WHAT YOU WILL DO - Each entry below is to be written out exactly, and the pictures are to be left out.

Extracted data entries -
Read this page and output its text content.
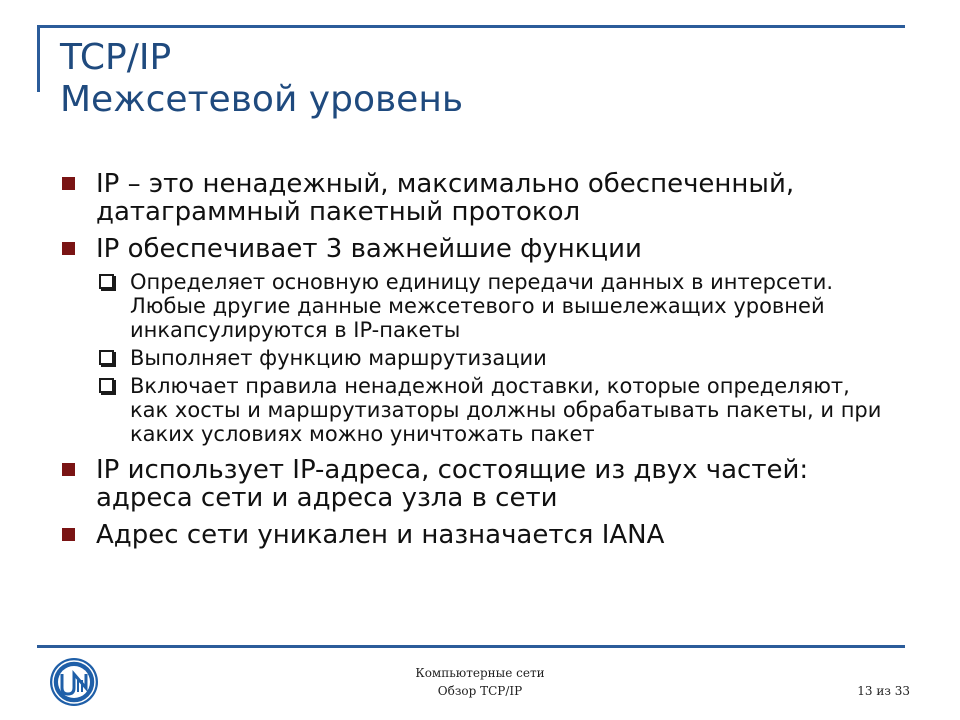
TCP/IP
Межсетевой уровень
IP – это ненадежный, максимально обеспеченный, датаграммный пакетный протокол
IP обеспечивает 3 важнейшие функции
Определяет основную единицу передачи данных в интерсети. Любые другие данные межсетевого и вышележащих уровней инкапсулируются в IP-пакеты
Выполняет функцию маршрутизации
Включает правила ненадежной доставки, которые определяют, как хосты и маршрутизаторы должны обрабатывать пакеты, и при каких условиях можно уничтожать пакет
IP использует IP-адреса, состоящие из двух частей: адреса сети и адреса узла в сети
Адрес сети уникален и назначается IANA
Компьютерные сети
Обзор TCP/IP	13 из 33
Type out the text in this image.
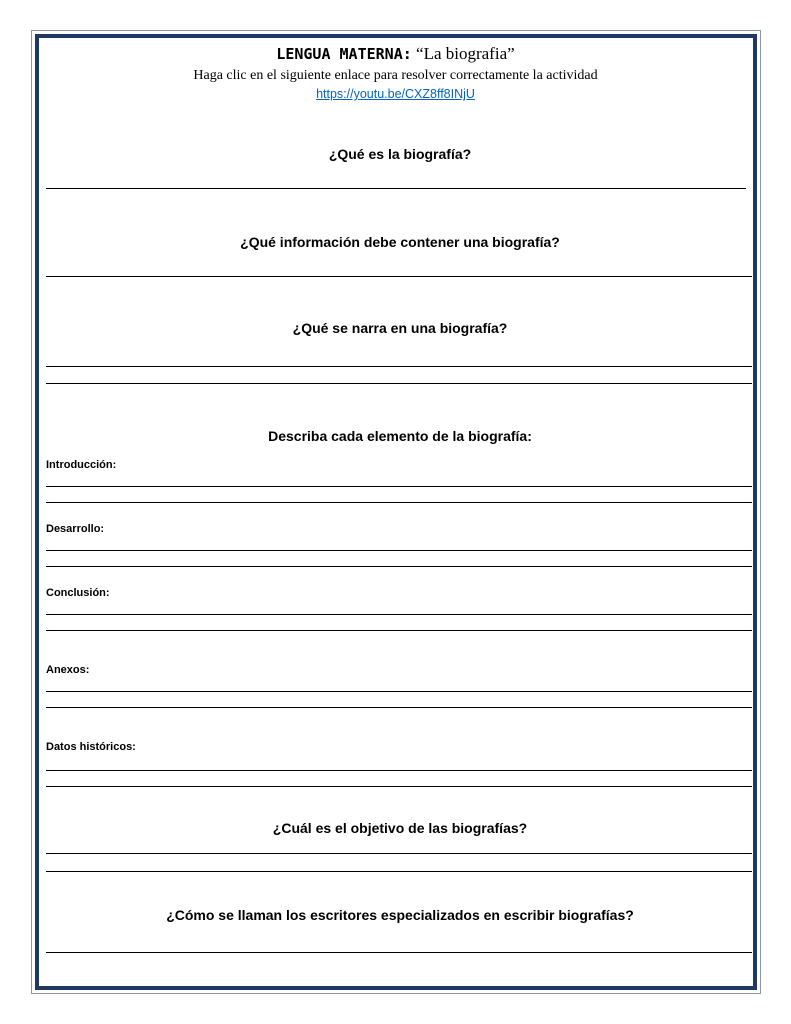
LENGUA MATERNA: “La biografia”
Haga clic en el siguiente enlace para resolver correctamente la actividad
https://youtu.be/CXZ8ff8INjU
¿Qué es la biografía?
¿Qué información debe contener una biografía?
¿Qué se narra en una biografía?
Describa cada elemento de la biografía:
Introducción:
Desarrollo:
Conclusión:
Anexos:
Datos históricos:
¿Cuál es el objetivo de las biografías?
¿Cómo se llaman los escritores especializados en escribir biografías?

RESULT FOR THIS TASK -
Read this page and output its text content.
TCP/IP
Межсетевой уровень
IP – это ненадежный, максимально обеспеченный, датаграммный пакетный протокол
IP обеспечивает 3 важнейшие функции
Определяет основную единицу передачи данных в интерсети. Любые другие данные межсетевого и вышележащих уровней инкапсулируются в IP-пакеты
Выполняет функцию маршрутизации
Включает правила ненадежной доставки, которые определяют, как хосты и маршрутизаторы должны обрабатывать пакеты, и при каких условиях можно уничтожать пакет
IP использует IP-адреса, состоящие из двух частей: адреса сети и адреса узла в сети
Адрес сети уникален и назначается IANA
Компьютерные сети
Обзор TCP/IP	13 из 33
Type out the text in this image.
LENGUA MATERNA: “La biografia”
Haga clic en el siguiente enlace para resolver correctamente la actividad
https://youtu.be/CXZ8ff8INjU
¿Qué es la biografía?
¿Qué información debe contener una biografía?
¿Qué se narra en una biografía?
Describa cada elemento de la biografía:
Introducción:
Desarrollo:
Conclusión:
Anexos:
Datos históricos:
¿Cuál es el objetivo de las biografías?
¿Cómo se llaman los escritores especializados en escribir biografías?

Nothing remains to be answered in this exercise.